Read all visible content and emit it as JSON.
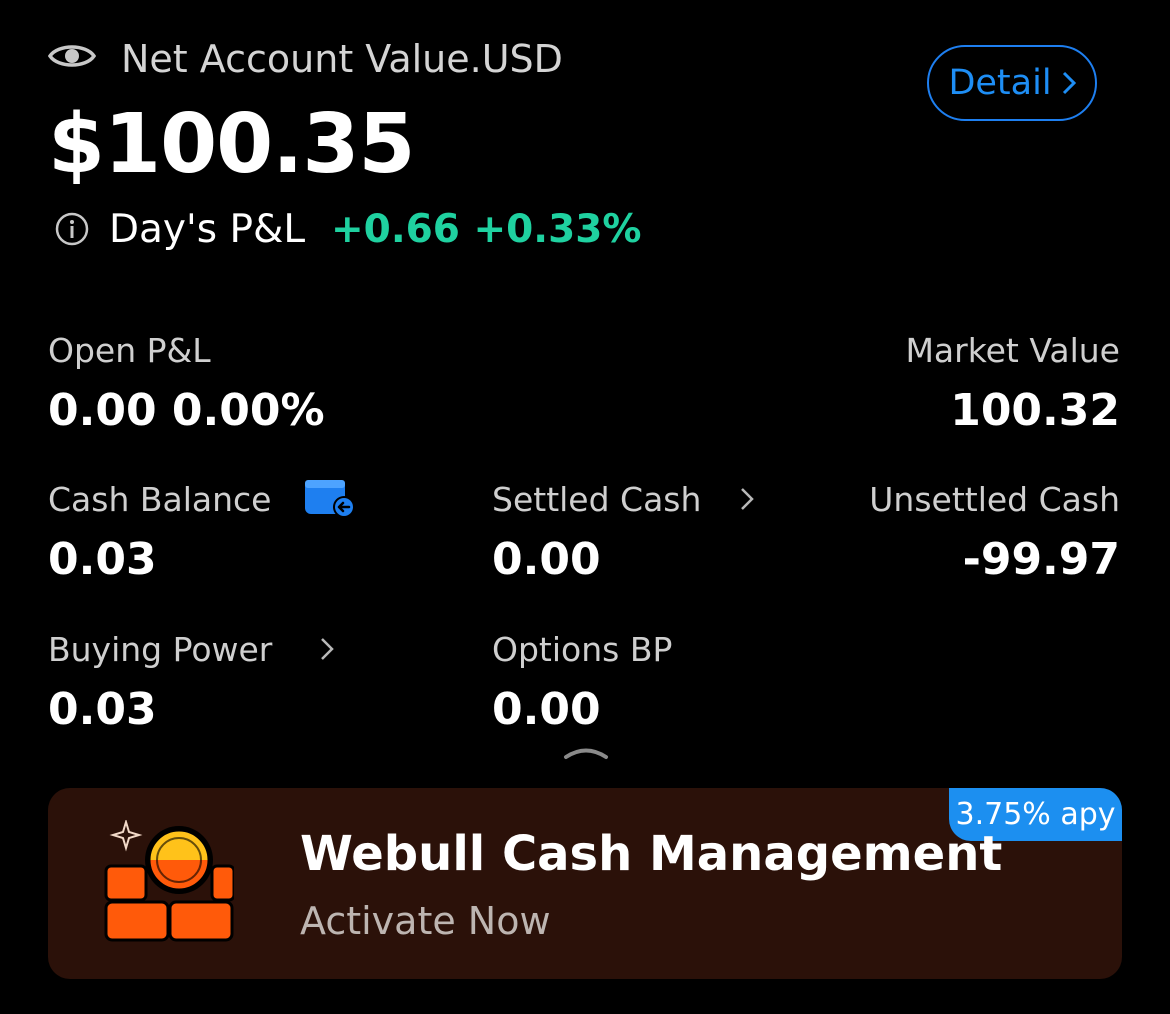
{
  "header": {
    "title": "Net Account Value.USD",
    "net_value": "$100.35",
    "pl_label": "Day's P&L",
    "pl_value": "+0.66 +0.33%",
    "detail_label": "Detail"
  },
  "metrics": {
    "open_pl": {
      "label": "Open P&L",
      "value": "0.00 0.00%"
    },
    "market_value": {
      "label": "Market Value",
      "value": "100.32"
    },
    "cash_balance": {
      "label": "Cash Balance",
      "value": "0.03"
    },
    "settled_cash": {
      "label": "Settled Cash",
      "value": "0.00"
    },
    "unsettled_cash": {
      "label": "Unsettled Cash",
      "value": "-99.97"
    },
    "buying_power": {
      "label": "Buying Power",
      "value": "0.03"
    },
    "options_bp": {
      "label": "Options BP",
      "value": "0.00"
    }
  },
  "banner": {
    "badge": "3.75% apy",
    "title": "Webull Cash Management",
    "subtitle": "Activate Now"
  },
  "colors": {
    "background": "#000000",
    "accent_blue": "#1e8ef5",
    "positive_green": "#1fd1a0",
    "banner_bg": "#2b1109",
    "banner_orange": "#ff5a0a",
    "coin_yellow": "#ffc21a"
  },
  "icons": {
    "eye": "eye-icon",
    "info": "info-icon",
    "detail_chevron": "chevron-right-icon",
    "cash_wallet": "wallet-transfer-icon",
    "collapse": "chevron-up-icon",
    "banner": "cash-vault-icon"
  }
}
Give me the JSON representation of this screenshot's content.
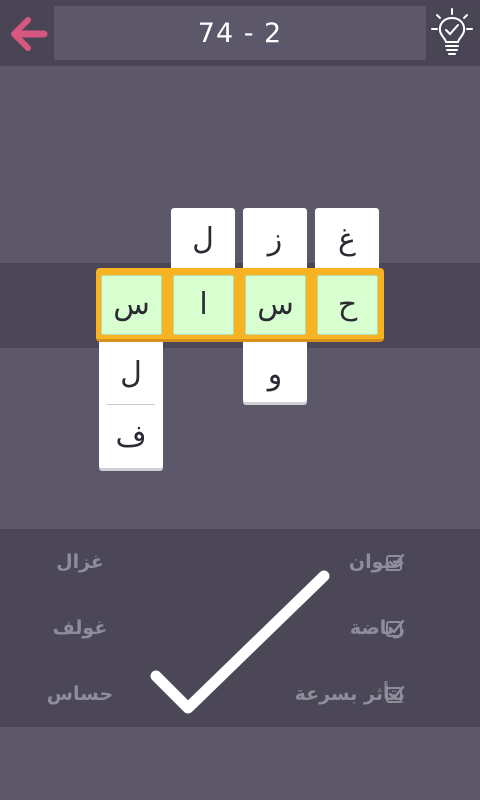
{
  "header": {
    "level": "74 - 2",
    "back_icon": "arrow-left-icon",
    "hint_icon": "lightbulb-check-icon",
    "colors": {
      "back_arrow": "#d6577f",
      "bar": "#494555"
    }
  },
  "board": {
    "answer_cells": [
      "س",
      "ا",
      "س",
      "ح"
    ],
    "tiles": {
      "col1_below": [
        "ل",
        "ف"
      ],
      "col2_above": [
        "ل"
      ],
      "col3_above": [
        "ز"
      ],
      "col3_below": [
        "و"
      ],
      "col4_above": [
        "غ"
      ]
    },
    "colors": {
      "answer_frame": "#f7b321",
      "answer_cell": "#d8ffd0"
    }
  },
  "clues": [
    {
      "category": "حيوان",
      "answer": "غزال",
      "checked": true
    },
    {
      "category": "رياضة",
      "answer": "غولف",
      "checked": true
    },
    {
      "category": "يتأثر بسرعة",
      "answer": "حساس",
      "checked": true
    }
  ],
  "overlay": {
    "icon": "success-checkmark-icon"
  }
}
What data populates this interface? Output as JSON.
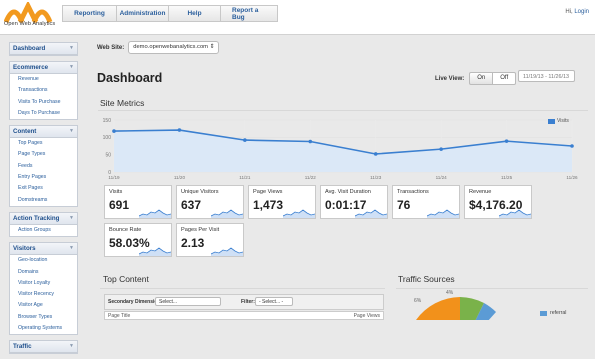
{
  "app": {
    "logo_text": "Open Web Analytics"
  },
  "nav": [
    {
      "label": "Reporting"
    },
    {
      "label": "Administration"
    },
    {
      "label": "Help"
    },
    {
      "label": "Report a Bug"
    }
  ],
  "user": {
    "greeting": "Hi, ",
    "login_label": "Login"
  },
  "sidebar": {
    "dashboard": "Dashboard",
    "sections": [
      {
        "title": "Ecommerce",
        "items": [
          "Revenue",
          "Transactions",
          "Visits To Purchase",
          "Days To Purchase"
        ]
      },
      {
        "title": "Content",
        "items": [
          "Top Pages",
          "Page Types",
          "Feeds",
          "Entry Pages",
          "Exit Pages",
          "Domstreams"
        ]
      },
      {
        "title": "Action Tracking",
        "items": [
          "Action Groups"
        ]
      },
      {
        "title": "Visitors",
        "items": [
          "Geo-location",
          "Domains",
          "Visitor Loyalty",
          "Visitor Recency",
          "Visitor Age",
          "Browser Types",
          "Operating Systems"
        ]
      },
      {
        "title": "Traffic",
        "items": []
      }
    ]
  },
  "website": {
    "label": "Web Site:",
    "value": "demo.openwebanalytics.com"
  },
  "dashboard": {
    "title": "Dashboard",
    "live_view_label": "Live View:",
    "toggle_on": "On",
    "toggle_off": "Off",
    "date_range": "11/19/13 - 11/26/13"
  },
  "site_metrics": {
    "title": "Site Metrics",
    "legend": "Visits"
  },
  "chart_data": {
    "type": "area",
    "categories": [
      "11/19",
      "11/20",
      "11/21",
      "11/22",
      "11/23",
      "11/24",
      "11/25",
      "11/26"
    ],
    "series": [
      {
        "name": "Visits",
        "values": [
          118,
          121,
          92,
          88,
          52,
          66,
          89,
          75
        ]
      }
    ],
    "ylim": [
      0,
      150
    ],
    "yticks": [
      0,
      50,
      100,
      150
    ],
    "grid": true,
    "legend_position": "top-right",
    "color": "#3a7fd0"
  },
  "cards": [
    {
      "label": "Visits",
      "value": "691"
    },
    {
      "label": "Unique Visitors",
      "value": "637"
    },
    {
      "label": "Page Views",
      "value": "1,473"
    },
    {
      "label": "Avg. Visit Duration",
      "value": "0:01:17"
    },
    {
      "label": "Transactions",
      "value": "76"
    },
    {
      "label": "Revenue",
      "value": "$4,176.20"
    },
    {
      "label": "Bounce Rate",
      "value": "58.03%"
    },
    {
      "label": "Pages Per Visit",
      "value": "2.13"
    }
  ],
  "top_content": {
    "title": "Top Content",
    "secondary_label": "Secondary Dimension:",
    "secondary_value": "Select...",
    "filter_label": "Filter:",
    "filter_value": "- Select... -",
    "col_page_title": "Page Title",
    "col_page_views": "Page Views"
  },
  "traffic_sources": {
    "title": "Traffic Sources",
    "pct_a": "6%",
    "pct_b": "4%",
    "legend_referral": "referral"
  }
}
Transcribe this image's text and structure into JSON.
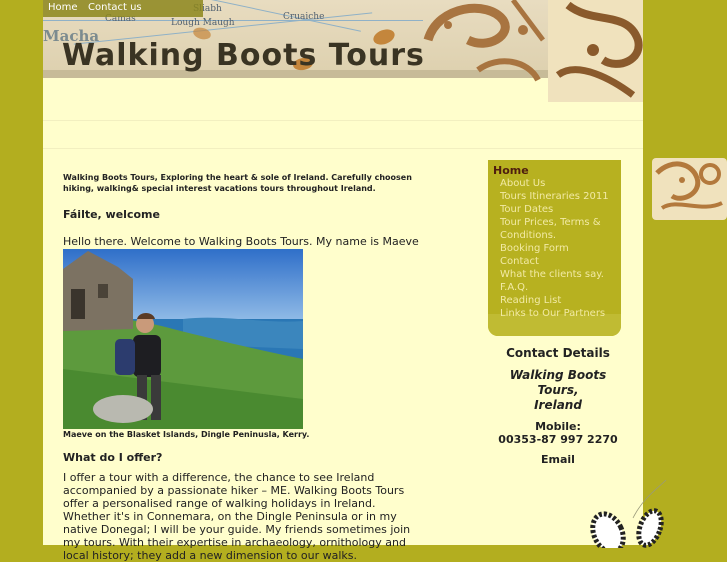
{
  "nav": {
    "home": "Home",
    "contact": "Contact us"
  },
  "header": {
    "title": "Walking Boots Tours",
    "map_labels": [
      "Sliabh",
      "Lough Maugh",
      "Macha",
      "Cruaiche",
      "Camas"
    ]
  },
  "intro": "Walking Boots Tours, Exploring the heart & sole of Ireland. Carefully choosen hiking, walking& special interest vacations tours throughout Ireland.",
  "welcome_heading": "Fáilte, welcome",
  "hello_text": "Hello there. Welcome to Walking Boots Tours. My name is Maeve Kelly.",
  "photo_caption": "Maeve on the Blasket Islands, Dingle Peninusla, Kerry.",
  "offer_heading": "What do I offer?",
  "offer_text": "I offer a tour with a difference, the chance to see Ireland accompanied by a passionate hiker – ME. Walking Boots Tours offer a personalised range of walking holidays in Ireland. Whether it's in Connemara, on the Dingle Peninsula or in my native Donegal; I will be your guide. My friends sometimes join my tours. With their expertise in archaeology, ornithology and local history; they add a new dimension to our walks.",
  "menu": [
    {
      "label": "Home",
      "active": true
    },
    {
      "label": "About Us"
    },
    {
      "label": "Tours Itineraries 2011"
    },
    {
      "label": "Tour Dates"
    },
    {
      "label": "Tour Prices, Terms &"
    },
    {
      "label": "Conditions."
    },
    {
      "label": "Booking Form"
    },
    {
      "label": "Contact"
    },
    {
      "label": "What the clients say."
    },
    {
      "label": "F.A.Q."
    },
    {
      "label": "Reading List"
    },
    {
      "label": "Links to Our Partners"
    }
  ],
  "contact": {
    "title": "Contact Details",
    "name_line1": "Walking Boots",
    "name_line2": "Tours,",
    "name_line3": "Ireland",
    "mobile_label": "Mobile:",
    "mobile_number": "00353-87 997 2270",
    "email_label": "Email"
  },
  "colors": {
    "background": "#b3ae1f",
    "page": "#fffecc",
    "menu": "#b7b120",
    "active_menu": "#4f1e0e"
  }
}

**INSTRUCTIONS FOR THE TASK:**
Write out all the entries again, word for word, and print no images.

**COMPLETED TASK:**
Read all visible content and emit it as JSON.
{
  "header": {
    "title": "Net Account Value.USD",
    "net_value": "$100.35",
    "pl_label": "Day's P&L",
    "pl_value": "+0.66 +0.33%",
    "detail_label": "Detail"
  },
  "metrics": {
    "open_pl": {
      "label": "Open P&L",
      "value": "0.00 0.00%"
    },
    "market_value": {
      "label": "Market Value",
      "value": "100.32"
    },
    "cash_balance": {
      "label": "Cash Balance",
      "value": "0.03"
    },
    "settled_cash": {
      "label": "Settled Cash",
      "value": "0.00"
    },
    "unsettled_cash": {
      "label": "Unsettled Cash",
      "value": "-99.97"
    },
    "buying_power": {
      "label": "Buying Power",
      "value": "0.03"
    },
    "options_bp": {
      "label": "Options BP",
      "value": "0.00"
    }
  },
  "banner": {
    "badge": "3.75% apy",
    "title": "Webull Cash Management",
    "subtitle": "Activate Now"
  },
  "colors": {
    "background": "#000000",
    "accent_blue": "#1e8ef5",
    "positive_green": "#1fd1a0",
    "banner_bg": "#2b1109",
    "banner_orange": "#ff5a0a",
    "coin_yellow": "#ffc21a"
  },
  "icons": {
    "eye": "eye-icon",
    "info": "info-icon",
    "detail_chevron": "chevron-right-icon",
    "cash_wallet": "wallet-transfer-icon",
    "collapse": "chevron-up-icon",
    "banner": "cash-vault-icon"
  }
}
Give me the JSON representation of this screenshot's content.
{
  "header": {
    "level": "74 - 2",
    "back_icon": "arrow-left-icon",
    "hint_icon": "lightbulb-check-icon",
    "colors": {
      "back_arrow": "#d6577f",
      "bar": "#494555"
    }
  },
  "board": {
    "answer_cells": [
      "س",
      "ا",
      "س",
      "ح"
    ],
    "tiles": {
      "col1_below": [
        "ل",
        "ف"
      ],
      "col2_above": [
        "ل"
      ],
      "col3_above": [
        "ز"
      ],
      "col3_below": [
        "و"
      ],
      "col4_above": [
        "غ"
      ]
    },
    "colors": {
      "answer_frame": "#f7b321",
      "answer_cell": "#d8ffd0"
    }
  },
  "clues": [
    {
      "category": "حيوان",
      "answer": "غزال",
      "checked": true
    },
    {
      "category": "رياضة",
      "answer": "غولف",
      "checked": true
    },
    {
      "category": "يتأثر بسرعة",
      "answer": "حساس",
      "checked": true
    }
  ],
  "overlay": {
    "icon": "success-checkmark-icon"
  }
}
What data populates this interface? Output as JSON.
{
  "app": {
    "logo_text": "Open Web Analytics"
  },
  "nav": [
    {
      "label": "Reporting"
    },
    {
      "label": "Administration"
    },
    {
      "label": "Help"
    },
    {
      "label": "Report a Bug"
    }
  ],
  "user": {
    "greeting": "Hi, ",
    "login_label": "Login"
  },
  "sidebar": {
    "dashboard": "Dashboard",
    "sections": [
      {
        "title": "Ecommerce",
        "items": [
          "Revenue",
          "Transactions",
          "Visits To Purchase",
          "Days To Purchase"
        ]
      },
      {
        "title": "Content",
        "items": [
          "Top Pages",
          "Page Types",
          "Feeds",
          "Entry Pages",
          "Exit Pages",
          "Domstreams"
        ]
      },
      {
        "title": "Action Tracking",
        "items": [
          "Action Groups"
        ]
      },
      {
        "title": "Visitors",
        "items": [
          "Geo-location",
          "Domains",
          "Visitor Loyalty",
          "Visitor Recency",
          "Visitor Age",
          "Browser Types",
          "Operating Systems"
        ]
      },
      {
        "title": "Traffic",
        "items": []
      }
    ]
  },
  "website": {
    "label": "Web Site:",
    "value": "demo.openwebanalytics.com"
  },
  "dashboard": {
    "title": "Dashboard",
    "live_view_label": "Live View:",
    "toggle_on": "On",
    "toggle_off": "Off",
    "date_range": "11/19/13 - 11/26/13"
  },
  "site_metrics": {
    "title": "Site Metrics",
    "legend": "Visits"
  },
  "chart_data": {
    "type": "area",
    "categories": [
      "11/19",
      "11/20",
      "11/21",
      "11/22",
      "11/23",
      "11/24",
      "11/25",
      "11/26"
    ],
    "series": [
      {
        "name": "Visits",
        "values": [
          118,
          121,
          92,
          88,
          52,
          66,
          89,
          75
        ]
      }
    ],
    "ylim": [
      0,
      150
    ],
    "yticks": [
      0,
      50,
      100,
      150
    ],
    "grid": true,
    "legend_position": "top-right",
    "color": "#3a7fd0"
  },
  "cards": [
    {
      "label": "Visits",
      "value": "691"
    },
    {
      "label": "Unique Visitors",
      "value": "637"
    },
    {
      "label": "Page Views",
      "value": "1,473"
    },
    {
      "label": "Avg. Visit Duration",
      "value": "0:01:17"
    },
    {
      "label": "Transactions",
      "value": "76"
    },
    {
      "label": "Revenue",
      "value": "$4,176.20"
    },
    {
      "label": "Bounce Rate",
      "value": "58.03%"
    },
    {
      "label": "Pages Per Visit",
      "value": "2.13"
    }
  ],
  "top_content": {
    "title": "Top Content",
    "secondary_label": "Secondary Dimension:",
    "secondary_value": "Select...",
    "filter_label": "Filter:",
    "filter_value": "- Select... -",
    "col_page_title": "Page Title",
    "col_page_views": "Page Views"
  },
  "traffic_sources": {
    "title": "Traffic Sources",
    "pct_a": "6%",
    "pct_b": "4%",
    "legend_referral": "referral"
  }
}
Transcribe this image's text and structure into JSON.
{
  "nav": {
    "home": "Home",
    "contact": "Contact us"
  },
  "header": {
    "title": "Walking Boots Tours",
    "map_labels": [
      "Sliabh",
      "Lough Maugh",
      "Macha",
      "Cruaiche",
      "Camas"
    ]
  },
  "intro": "Walking Boots Tours, Exploring the heart & sole of Ireland. Carefully choosen hiking, walking& special interest vacations tours throughout Ireland.",
  "welcome_heading": "Fáilte, welcome",
  "hello_text": "Hello there. Welcome to Walking Boots Tours. My name is Maeve Kelly.",
  "photo_caption": "Maeve on the Blasket Islands, Dingle Peninusla, Kerry.",
  "offer_heading": "What do I offer?",
  "offer_text": "I offer a tour with a difference, the chance to see Ireland accompanied by a passionate hiker – ME. Walking Boots Tours offer a personalised range of walking holidays in Ireland. Whether it's in Connemara, on the Dingle Peninsula or in my native Donegal; I will be your guide. My friends sometimes join my tours. With their expertise in archaeology, ornithology and local history; they add a new dimension to our walks.",
  "menu": [
    {
      "label": "Home",
      "active": true
    },
    {
      "label": "About Us"
    },
    {
      "label": "Tours Itineraries 2011"
    },
    {
      "label": "Tour Dates"
    },
    {
      "label": "Tour Prices, Terms &"
    },
    {
      "label": "Conditions."
    },
    {
      "label": "Booking Form"
    },
    {
      "label": "Contact"
    },
    {
      "label": "What the clients say."
    },
    {
      "label": "F.A.Q."
    },
    {
      "label": "Reading List"
    },
    {
      "label": "Links to Our Partners"
    }
  ],
  "contact": {
    "title": "Contact Details",
    "name_line1": "Walking Boots",
    "name_line2": "Tours,",
    "name_line3": "Ireland",
    "mobile_label": "Mobile:",
    "mobile_number": "00353-87 997 2270",
    "email_label": "Email"
  },
  "colors": {
    "background": "#b3ae1f",
    "page": "#fffecc",
    "menu": "#b7b120",
    "active_menu": "#4f1e0e"
  }
}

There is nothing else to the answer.